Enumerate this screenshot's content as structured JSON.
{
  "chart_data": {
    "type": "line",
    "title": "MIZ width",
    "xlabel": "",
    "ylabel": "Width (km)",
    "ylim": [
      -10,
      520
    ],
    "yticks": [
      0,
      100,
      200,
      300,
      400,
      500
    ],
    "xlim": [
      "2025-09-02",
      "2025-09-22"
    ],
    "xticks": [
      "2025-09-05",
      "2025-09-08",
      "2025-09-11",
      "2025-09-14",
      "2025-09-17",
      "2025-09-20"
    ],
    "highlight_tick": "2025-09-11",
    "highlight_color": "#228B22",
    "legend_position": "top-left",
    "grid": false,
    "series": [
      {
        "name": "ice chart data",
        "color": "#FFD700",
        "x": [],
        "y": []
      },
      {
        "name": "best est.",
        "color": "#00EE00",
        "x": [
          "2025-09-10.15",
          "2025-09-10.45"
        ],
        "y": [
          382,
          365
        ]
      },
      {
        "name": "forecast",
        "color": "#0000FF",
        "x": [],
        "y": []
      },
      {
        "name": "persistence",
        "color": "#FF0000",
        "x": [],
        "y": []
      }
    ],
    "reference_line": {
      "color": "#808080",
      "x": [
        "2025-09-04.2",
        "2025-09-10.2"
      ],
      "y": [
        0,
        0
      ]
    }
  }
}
——
▶ [Stated goal]:
Using the data above, print every record exactly as shown.

▶ [Answer to the exercise]:
Enumerate this screenshot's content as structured JSON.
{
  "chart_data": {
    "type": "line",
    "title": "MIZ width",
    "xlabel": "",
    "ylabel": "Width (km)",
    "ylim": [
      -10,
      520
    ],
    "yticks": [
      0,
      100,
      200,
      300,
      400,
      500
    ],
    "xlim": [
      "2025-09-02",
      "2025-09-22"
    ],
    "xticks": [
      "2025-09-05",
      "2025-09-08",
      "2025-09-11",
      "2025-09-14",
      "2025-09-17",
      "2025-09-20"
    ],
    "highlight_tick": "2025-09-11",
    "highlight_color": "#228B22",
    "legend_position": "top-left",
    "grid": false,
    "series": [
      {
        "name": "ice chart data",
        "color": "#FFD700",
        "x": [],
        "y": []
      },
      {
        "name": "best est.",
        "color": "#00EE00",
        "x": [
          "2025-09-10.15",
          "2025-09-10.45"
        ],
        "y": [
          382,
          365
        ]
      },
      {
        "name": "forecast",
        "color": "#0000FF",
        "x": [],
        "y": []
      },
      {
        "name": "persistence",
        "color": "#FF0000",
        "x": [],
        "y": []
      }
    ],
    "reference_line": {
      "color": "#808080",
      "x": [
        "2025-09-04.2",
        "2025-09-10.2"
      ],
      "y": [
        0,
        0
      ]
    }
  }
}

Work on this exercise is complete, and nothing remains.